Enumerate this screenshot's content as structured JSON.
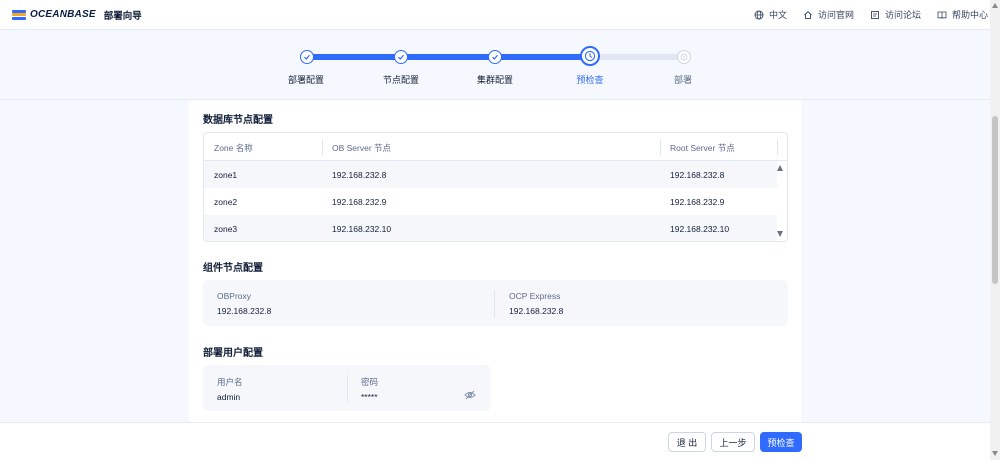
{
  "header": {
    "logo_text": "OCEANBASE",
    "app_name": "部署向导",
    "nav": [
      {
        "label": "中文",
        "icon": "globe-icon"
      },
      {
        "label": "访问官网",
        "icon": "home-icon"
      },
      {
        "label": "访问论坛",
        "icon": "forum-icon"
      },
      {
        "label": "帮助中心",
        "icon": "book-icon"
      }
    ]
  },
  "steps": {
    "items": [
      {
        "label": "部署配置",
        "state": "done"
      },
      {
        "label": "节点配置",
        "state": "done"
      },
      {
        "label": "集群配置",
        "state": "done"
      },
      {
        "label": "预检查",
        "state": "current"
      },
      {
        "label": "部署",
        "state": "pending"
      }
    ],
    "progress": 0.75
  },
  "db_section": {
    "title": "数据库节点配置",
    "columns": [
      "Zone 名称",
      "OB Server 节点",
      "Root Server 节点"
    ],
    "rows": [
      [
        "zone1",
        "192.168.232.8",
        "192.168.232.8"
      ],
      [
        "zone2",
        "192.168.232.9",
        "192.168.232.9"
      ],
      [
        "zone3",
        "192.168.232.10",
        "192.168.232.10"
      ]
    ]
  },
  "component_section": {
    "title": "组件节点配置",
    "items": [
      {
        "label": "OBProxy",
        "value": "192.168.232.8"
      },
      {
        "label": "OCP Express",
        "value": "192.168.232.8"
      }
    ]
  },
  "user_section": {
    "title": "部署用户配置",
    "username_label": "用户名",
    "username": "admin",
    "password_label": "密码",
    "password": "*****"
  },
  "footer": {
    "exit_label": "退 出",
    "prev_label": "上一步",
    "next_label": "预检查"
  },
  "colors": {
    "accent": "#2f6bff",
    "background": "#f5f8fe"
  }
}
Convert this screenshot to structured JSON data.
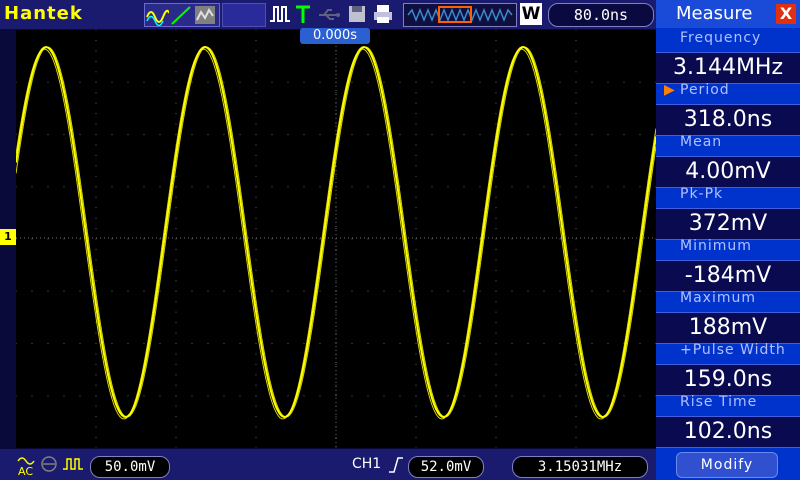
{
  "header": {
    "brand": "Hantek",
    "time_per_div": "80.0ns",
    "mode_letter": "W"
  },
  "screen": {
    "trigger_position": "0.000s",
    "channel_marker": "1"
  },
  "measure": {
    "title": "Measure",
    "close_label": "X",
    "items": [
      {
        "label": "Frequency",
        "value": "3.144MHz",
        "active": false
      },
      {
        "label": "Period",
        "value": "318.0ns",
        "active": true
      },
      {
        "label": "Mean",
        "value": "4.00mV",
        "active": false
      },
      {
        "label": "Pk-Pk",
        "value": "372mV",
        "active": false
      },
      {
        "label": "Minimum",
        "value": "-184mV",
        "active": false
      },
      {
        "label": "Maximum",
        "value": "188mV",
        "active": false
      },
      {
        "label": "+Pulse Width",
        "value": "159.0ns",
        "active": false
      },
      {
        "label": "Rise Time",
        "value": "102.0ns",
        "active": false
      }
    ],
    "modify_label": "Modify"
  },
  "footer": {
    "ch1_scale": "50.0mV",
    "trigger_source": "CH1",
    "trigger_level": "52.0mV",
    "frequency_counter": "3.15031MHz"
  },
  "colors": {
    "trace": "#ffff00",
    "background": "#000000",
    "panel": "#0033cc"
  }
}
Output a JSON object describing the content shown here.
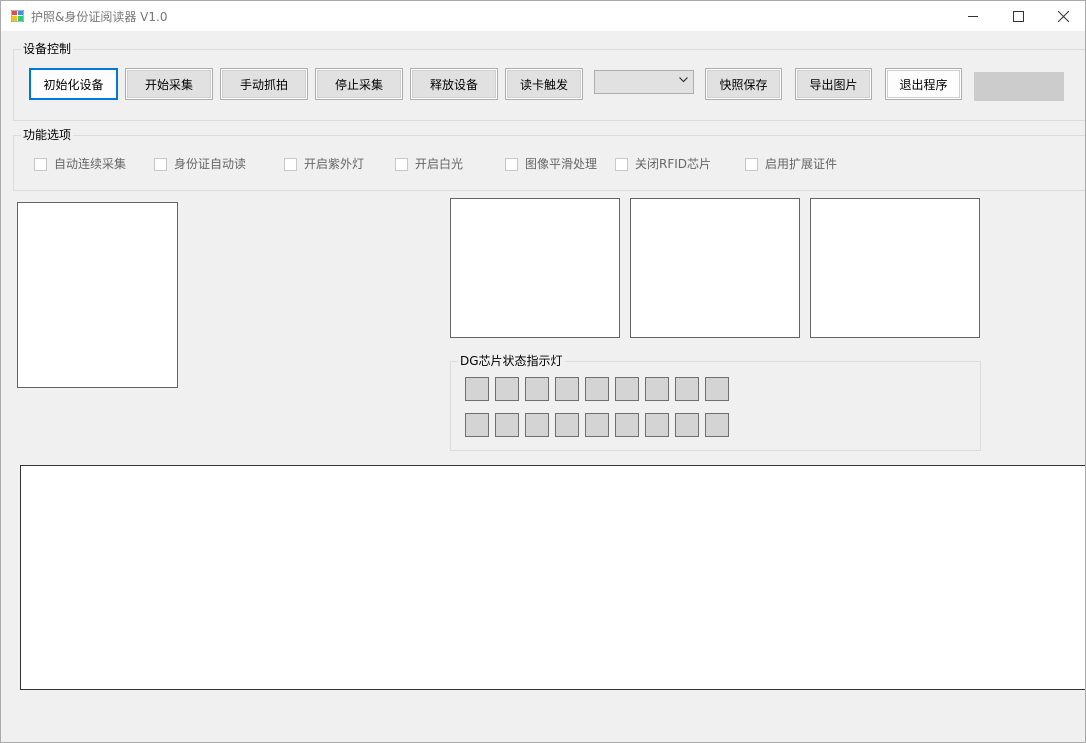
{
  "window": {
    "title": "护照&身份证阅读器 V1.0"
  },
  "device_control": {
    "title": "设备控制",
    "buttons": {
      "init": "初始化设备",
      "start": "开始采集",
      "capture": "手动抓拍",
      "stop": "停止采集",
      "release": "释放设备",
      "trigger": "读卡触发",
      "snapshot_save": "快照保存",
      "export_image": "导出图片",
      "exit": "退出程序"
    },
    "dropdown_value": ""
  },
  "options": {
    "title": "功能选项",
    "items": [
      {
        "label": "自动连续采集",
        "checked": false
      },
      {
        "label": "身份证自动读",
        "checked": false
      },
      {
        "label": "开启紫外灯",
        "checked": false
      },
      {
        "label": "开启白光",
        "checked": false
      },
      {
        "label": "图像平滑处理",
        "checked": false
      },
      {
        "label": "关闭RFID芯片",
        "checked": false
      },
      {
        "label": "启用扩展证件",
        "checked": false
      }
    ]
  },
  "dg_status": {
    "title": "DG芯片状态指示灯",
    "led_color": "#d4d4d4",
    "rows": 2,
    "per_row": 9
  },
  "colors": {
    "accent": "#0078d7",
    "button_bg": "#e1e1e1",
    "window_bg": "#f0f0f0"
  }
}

= TASK TO COMPLETE =
Reproduce all of the data exactly, omitting each picture it holds.

= EXERCISE ANSWER =
Enumerate this screenshot's content as structured JSON.
{
  "header": {
    "logo_text": "OCEANBASE",
    "app_name": "部署向导",
    "nav": [
      {
        "label": "中文",
        "icon": "globe-icon"
      },
      {
        "label": "访问官网",
        "icon": "home-icon"
      },
      {
        "label": "访问论坛",
        "icon": "forum-icon"
      },
      {
        "label": "帮助中心",
        "icon": "book-icon"
      }
    ]
  },
  "steps": {
    "items": [
      {
        "label": "部署配置",
        "state": "done"
      },
      {
        "label": "节点配置",
        "state": "done"
      },
      {
        "label": "集群配置",
        "state": "done"
      },
      {
        "label": "预检查",
        "state": "current"
      },
      {
        "label": "部署",
        "state": "pending"
      }
    ],
    "progress": 0.75
  },
  "db_section": {
    "title": "数据库节点配置",
    "columns": [
      "Zone 名称",
      "OB Server 节点",
      "Root Server 节点"
    ],
    "rows": [
      [
        "zone1",
        "192.168.232.8",
        "192.168.232.8"
      ],
      [
        "zone2",
        "192.168.232.9",
        "192.168.232.9"
      ],
      [
        "zone3",
        "192.168.232.10",
        "192.168.232.10"
      ]
    ]
  },
  "component_section": {
    "title": "组件节点配置",
    "items": [
      {
        "label": "OBProxy",
        "value": "192.168.232.8"
      },
      {
        "label": "OCP Express",
        "value": "192.168.232.8"
      }
    ]
  },
  "user_section": {
    "title": "部署用户配置",
    "username_label": "用户名",
    "username": "admin",
    "password_label": "密码",
    "password": "*****"
  },
  "footer": {
    "exit_label": "退 出",
    "prev_label": "上一步",
    "next_label": "预检查"
  },
  "colors": {
    "accent": "#2f6bff",
    "background": "#f5f8fe"
  }
}
Convert this screenshot to structured JSON data.
{
  "header": {
    "brand": "Hantek",
    "time_per_div": "80.0ns",
    "mode_letter": "W"
  },
  "screen": {
    "trigger_position": "0.000s",
    "channel_marker": "1"
  },
  "measure": {
    "title": "Measure",
    "close_label": "X",
    "items": [
      {
        "label": "Frequency",
        "value": "3.144MHz",
        "active": false
      },
      {
        "label": "Period",
        "value": "318.0ns",
        "active": true
      },
      {
        "label": "Mean",
        "value": "4.00mV",
        "active": false
      },
      {
        "label": "Pk-Pk",
        "value": "372mV",
        "active": false
      },
      {
        "label": "Minimum",
        "value": "-184mV",
        "active": false
      },
      {
        "label": "Maximum",
        "value": "188mV",
        "active": false
      },
      {
        "label": "+Pulse Width",
        "value": "159.0ns",
        "active": false
      },
      {
        "label": "Rise Time",
        "value": "102.0ns",
        "active": false
      }
    ],
    "modify_label": "Modify"
  },
  "footer": {
    "ch1_scale": "50.0mV",
    "trigger_source": "CH1",
    "trigger_level": "52.0mV",
    "frequency_counter": "3.15031MHz"
  },
  "colors": {
    "trace": "#ffff00",
    "background": "#000000",
    "panel": "#0033cc"
  }
}
Output a JSON object describing the content shown here.
{
  "window": {
    "title": "护照&身份证阅读器 V1.0"
  },
  "device_control": {
    "title": "设备控制",
    "buttons": {
      "init": "初始化设备",
      "start": "开始采集",
      "capture": "手动抓拍",
      "stop": "停止采集",
      "release": "释放设备",
      "trigger": "读卡触发",
      "snapshot_save": "快照保存",
      "export_image": "导出图片",
      "exit": "退出程序"
    },
    "dropdown_value": ""
  },
  "options": {
    "title": "功能选项",
    "items": [
      {
        "label": "自动连续采集",
        "checked": false
      },
      {
        "label": "身份证自动读",
        "checked": false
      },
      {
        "label": "开启紫外灯",
        "checked": false
      },
      {
        "label": "开启白光",
        "checked": false
      },
      {
        "label": "图像平滑处理",
        "checked": false
      },
      {
        "label": "关闭RFID芯片",
        "checked": false
      },
      {
        "label": "启用扩展证件",
        "checked": false
      }
    ]
  },
  "dg_status": {
    "title": "DG芯片状态指示灯",
    "led_color": "#d4d4d4",
    "rows": 2,
    "per_row": 9
  },
  "colors": {
    "accent": "#0078d7",
    "button_bg": "#e1e1e1",
    "window_bg": "#f0f0f0"
  }
}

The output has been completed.